Locate the string "сельское" in the records below. Copy every line where it occurs.
::: EXCERPTED DATA :::
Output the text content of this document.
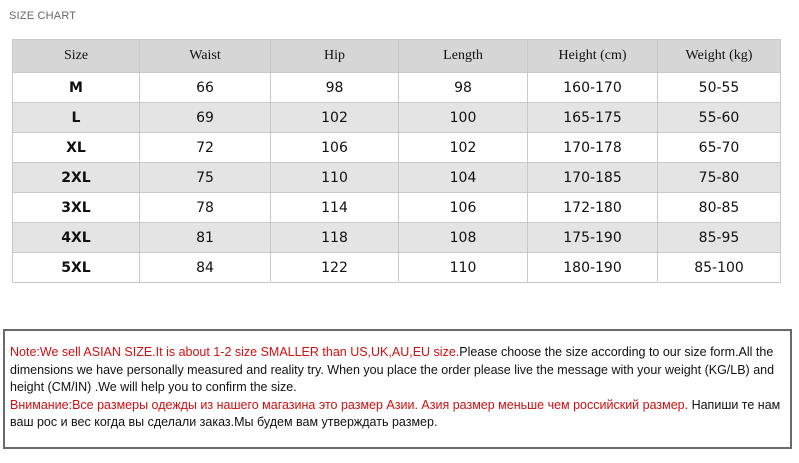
SIZE CHART
Size	Waist	Hip	Length	Height (cm)	Weight (kg)
M	66	98	98	160-170	50-55
L	69	102	100	165-175	55-60
XL	72	106	102	170-178	65-70
2XL	75	110	104	170-185	75-80
3XL	78	114	106	172-180	80-85
4XL	81	118	108	175-190	85-95
5XL	84	122	110	180-190	85-100
Note:We sell ASIAN SIZE.It is about 1-2 size SMALLER than US,UK,AU,EU size.Please choose the size according to our size form.All the dimensions we have personally measured and reality try. When you place the order please live the message with your weight (KG/LB) and height (CM/IN) .We will help you to confirm the size.
Внимание:Все размеры одежды из нашего магазина это размер Азии. Азия размер меньше чем российский размер. Напиши те нам ваш рос и вес когда вы сделали заказ.Мы будем вам утверждать размер.
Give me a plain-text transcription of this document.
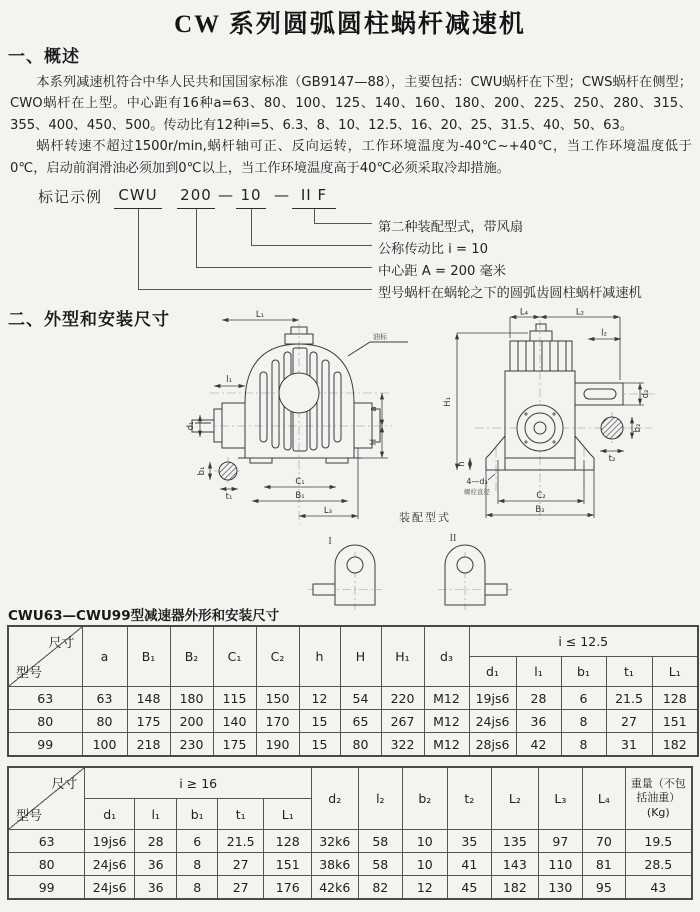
CW 系列圆弧圆柱蜗杆减速机
一、概述

本系列减速机符合中华人民共和国国家标准（GB9147—88），主要包括：CWU蜗杆在下型；CWS蜗杆在侧型；CWO蜗杆在上型。中心距有16种a=63、80、100、125、140、160、180、200、225、250、280、315、355、400、450、500。传动比有12种i=5、6.3、8、10、12.5、16、20、25、31.5、40、50、63。

蜗杆转速不超过1500r/min,蜗杆轴可正、反向运转，工作环境温度为-40℃~+40℃，当工作环境温度低于0℃，启动前润滑油必须加到0℃以上，当工作环境温度高于40℃必须采取冷却措施。

标记示例 CWU 200 — 10 — II F
第二种装配型式，带风扇
公称传动比 i = 10
中心距 A = 200 毫米
型号蜗杆在蜗轮之下的圆弧齿圆柱蜗杆减速机
二、外型和安装尺寸	L₁
l₁
d₁
油标
a
H
b₁
t₁
C₁
B₁
L₃
L₄	L₂
l₂
H₁
h
d₂
b₂
t₂
4—d₃
螺栓直径	C₂
B₂
装配型式
I	II
CWU63—CWU99型减速器外形和安装尺寸
尺寸
型号	a	B₁	B₂	C₁	C₂	h	H	H₁	d₃	i ≤ 12.5				
										d₁	l₁	b₁	t₁	L₁
63	63	148	180	115	150	12	54	220	M12	19js6	28	6	21.5	128
80	80	175	200	140	170	15	65	267	M12	24js6	36	8	27	151
99	100	218	230	175	190	15	80	322	M12	28js6	42	8	31	182
尺寸
型号	i ≥ 16					d₂	l₂	b₂	t₂	L₂	L₃	L₄	重量（不包括油重）(Kg)
	d₁	l₁	b₁	t₁	L₁								
63	19js6	28	6	21.5	128	32k6	58	10	35	135	97	70	19.5
80	24js6	36	8	27	151	38k6	58	10	41	143	110	81	28.5
99	24js6	36	8	27	176	42k6	82	12	45	182	130	95	43
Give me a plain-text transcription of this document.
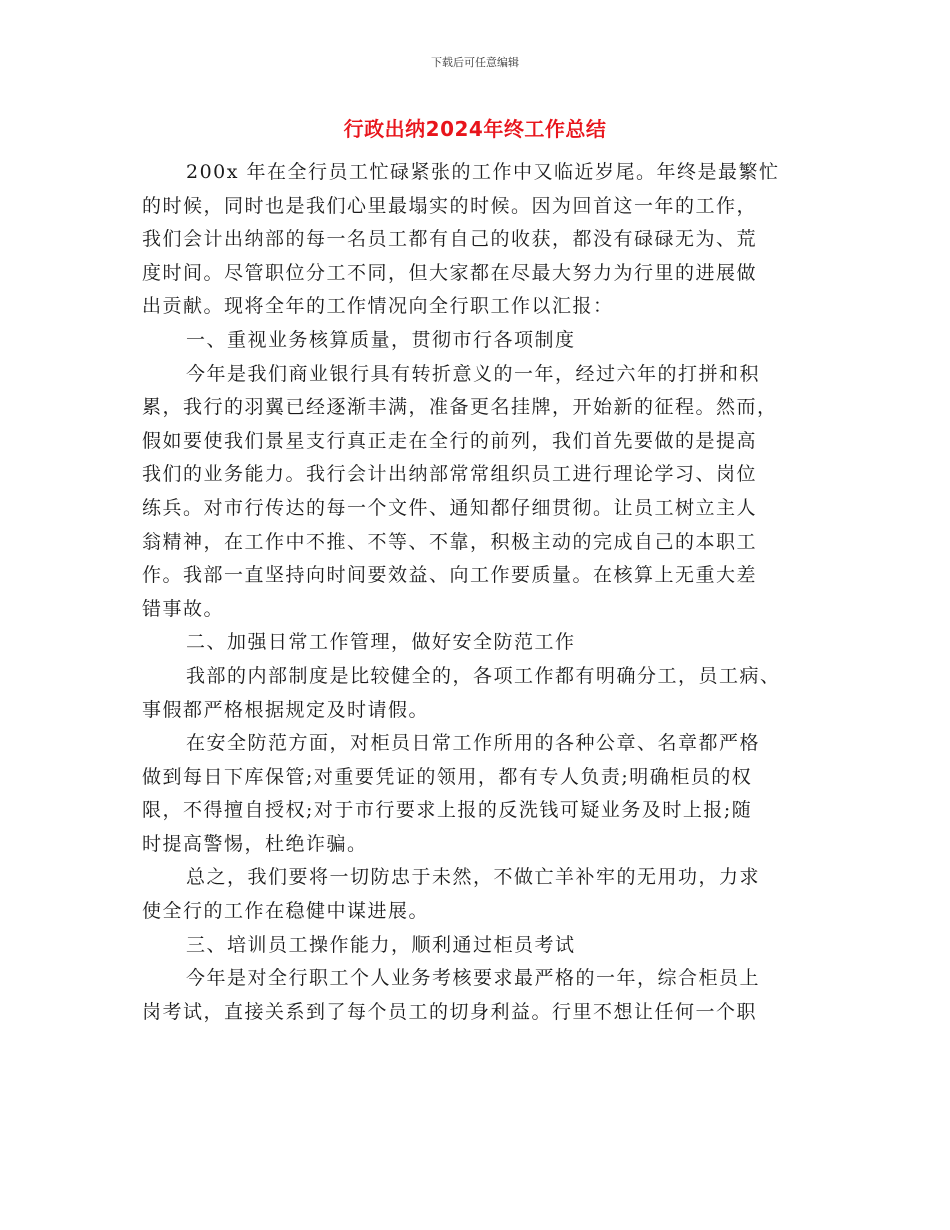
下载后可任意编辑
行政出纳2024年终工作总结
200x 年在全行员工忙碌紧张的工作中又临近岁尾。年终是最繁忙
的时候，同时也是我们心里最塌实的时候。因为回首这一年的工作，
我们会计出纳部的每一名员工都有自己的收获，都没有碌碌无为、荒
度时间。尽管职位分工不同，但大家都在尽最大努力为行里的进展做
出贡献。现将全年的工作情况向全行职工作以汇报：
一、重视业务核算质量，贯彻市行各项制度
今年是我们商业银行具有转折意义的一年，经过六年的打拼和积
累，我行的羽翼已经逐渐丰满，准备更名挂牌，开始新的征程。然而，
假如要使我们景星支行真正走在全行的前列，我们首先要做的是提高
我们的业务能力。我行会计出纳部常常组织员工进行理论学习、岗位
练兵。对市行传达的每一个文件、通知都仔细贯彻。让员工树立主人
翁精神，在工作中不推、不等、不靠，积极主动的完成自己的本职工
作。我部一直坚持向时间要效益、向工作要质量。在核算上无重大差
错事故。
二、加强日常工作管理，做好安全防范工作
我部的内部制度是比较健全的，各项工作都有明确分工，员工病、
事假都严格根据规定及时请假。
在安全防范方面，对柜员日常工作所用的各种公章、名章都严格
做到每日下库保管;对重要凭证的领用，都有专人负责;明确柜员的权
限，不得擅自授权;对于市行要求上报的反洗钱可疑业务及时上报;随
时提高警惕，杜绝诈骗。
总之，我们要将一切防忠于未然，不做亡羊补牢的无用功，力求
使全行的工作在稳健中谋进展。
三、培训员工操作能力，顺利通过柜员考试
今年是对全行职工个人业务考核要求最严格的一年，综合柜员上
岗考试，直接关系到了每个员工的切身利益。行里不想让任何一个职
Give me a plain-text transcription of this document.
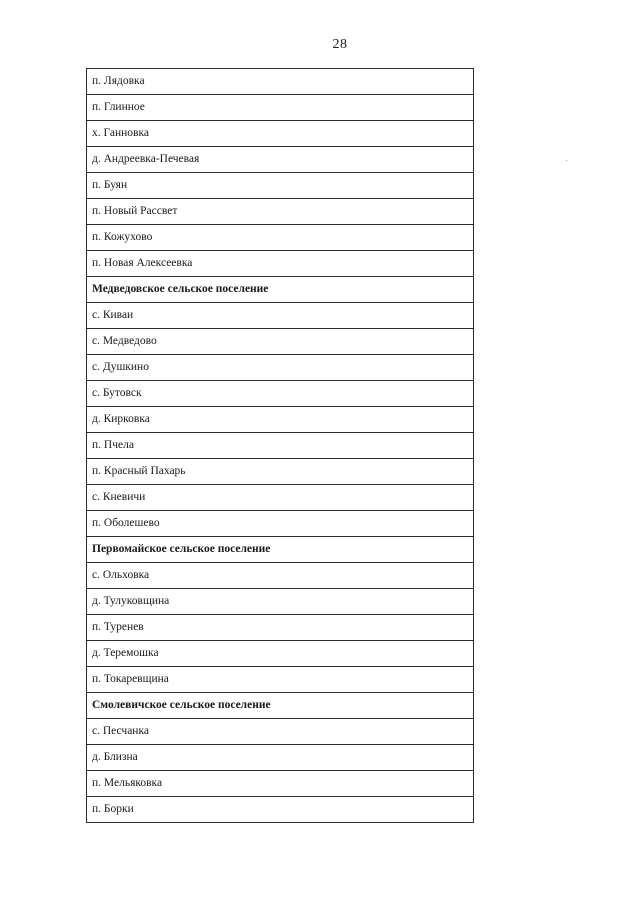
28
п. Лядовка
п. Глинное
х. Ганновка
д. Андреевка-Печевая
п. Буян
п. Новый Рассвет
п. Кожухово
п. Новая Алексеевка
Медведовское сельское поселение
с. Киваи
с. Медведово
с. Душкино
с. Бутовск
д. Кирковка
п. Пчела
п. Красный Пахарь
с. Кневичи
п. Оболешево
Первомайское сельское поселение
с. Ольховка
д. Тулуковщина
п. Туренев
д. Теремошка
п. Токаревщина
Смолевичское сельское поселение
с. Песчанка
д. Близна
п. Мельяковка
п. Борки
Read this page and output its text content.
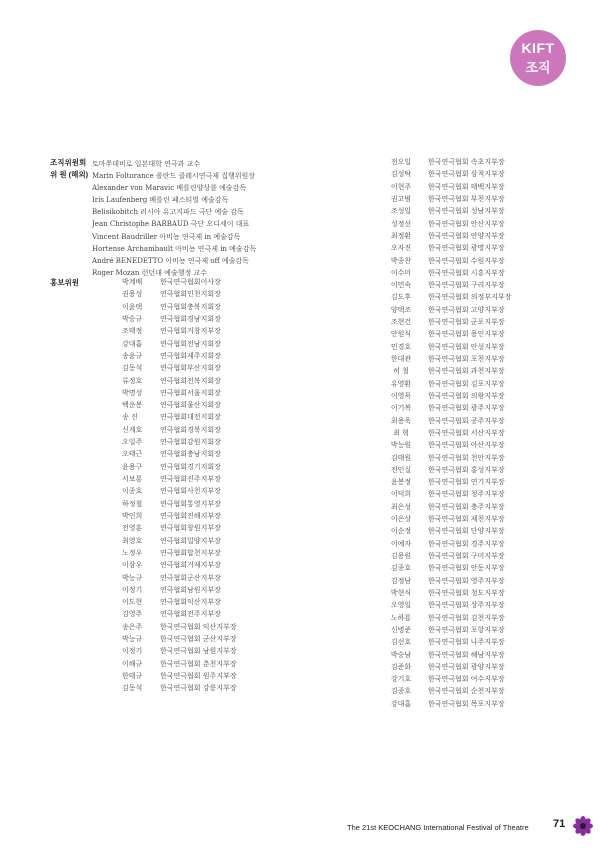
KIFT
조직
조직위원회
위 원 (해외)
홍보위원
토마쭈데비로 일본대학 연극과 교수
Marin Foltorance 폴란드 클레시연극제 집행위원장
Alexander von Maravic 베를린양상블 예술감독
Iris Laufenberg 베를린 페스티벌 예술감독
Belisikobitch 러시아 유고지파드 극단 예술 감독
Jean Christophe BARBAUD 극단 오디세이 대표
Vincent Baudriller 아비뇽 연극제 in 예술감독
Hortense Archambault 아비뇽 연극제 in 예술감독
André BENEDETTO 아비뇽 연극제 off 예술감독
Roger Mozan 런던대 예술행정 교수
박계배
권용성
이윤택
박승규
조태정
강대흡
송윤규
김동석
류정호
박명성
백운봉
송 진
신계호
오일주
오태근
윤용구
서보룡
이종호
하정철
박인희
전영훈
최영호
노정우
이삼우
박능규
이정기
이도현
김영주
송은주
박능규
이정기
이해규
한태규
김동석
한국연극협회이사장
연극협회인천지회장
연극협회충북지회장
연극협회경남지회장
연극협회거창지부장
연극협회전남지회장
연극협회제주지회장
연극협회부산지회장
연극협회전북지회장
연극협회서울지회장
연극협회울산지회장
연극협회대전지회장
연극협회경북지회장
연극협회강원지회장
연극협회충남지회장
연극협회경기지회장
연극협회진주지부장
연극협회사천지부장
연극협회통영지부장
연극협회진해지부장
연극협회창원지부장
연극협회밀양지부장
연극협회합천지부장
연극협회거제지부장
연극협회군산지부장
연극협회남원지부장
연극협회익산지부장
연극협회전주지부장
한국연극협회 익산지부장
한국연극협회 군산지부장
한국연극협회 남원지부장
한국연극협회 춘천지부장
한국연극협회 원주지부장
한국연극협회 강릉지부장
전오일
김성탁
이현주
권고범
조성일
성정선
최정환
오자진
박종찬
이수미
이민숙
김도후
양택조
조현건
안원식
민경호
한대관
허 철
유영환
이영묵
이기복
최용욱
최 혁
박능원
김태원
전인실
윤봉정
이덕희
최은성
이은상
이순정
이예자
김용원
김종호
김정남
박현식
오영일
노하룡
신병준
김선호
박승남
김준화
강기호
김종호
강대흡
한국연극협회 속초지부장
한국연극협회 삼척지부장
한국연극협회 태백지부장
한국연극협회 부천지부장
한국연극협회 성남지부장
한국연극협회 안산지부장
한국연극협회 안양지부장
한국연극협회 광명지부장
한국연극협회 수원지부장
한국연극협회 시흥지부장
한국연극협회 구리지부장
한국연극협회 의정부지부장
한국연극협회 고양지부장
한국연극협회 군포지부장
한국연극협회 용인지부장
한국연극협회 안성지부장
한국연극협회 포천지부장
한국연극협회 과천지부장
한국연극협회 김포지부장
한국연극협회 의왕지부장
한국연극협회 광주지부장
한국연극협회 공주지부장
한국연극협회 서산지부장
한국연극협회 아산지부장
한국연극협회 천안지부장
한국연극협회 홍성지부장
한국연극협회 연기지부장
한국연극협회 청주지부장
한국연극협회 충주지부장
한국연극협회 제천지부장
한국연극협회 단양지부장
한국연극협회 경주지부장
한국연극협회 구미지부장
한국연극협회 안동지부장
한국연극협회 영주지부장
한국연극협회 청도지부장
한국연극협회 상주지부장
한국연극협회 김천지부장
한국연극협회 포항지부장
한국연극협회 나주지부장
한국연극협회 해남지부장
한국연극협회 광양지부장
한국연극협회 여수지부장
한국연극협회 순천지부장
한국연극협회 목포지부장
The 21st KEOCHANG International Festival of Theatre 71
:::
CORRECT RESULT:
Медведовское сельское поселение
Первомайское сельское поселение
Смолевичское сельское поселение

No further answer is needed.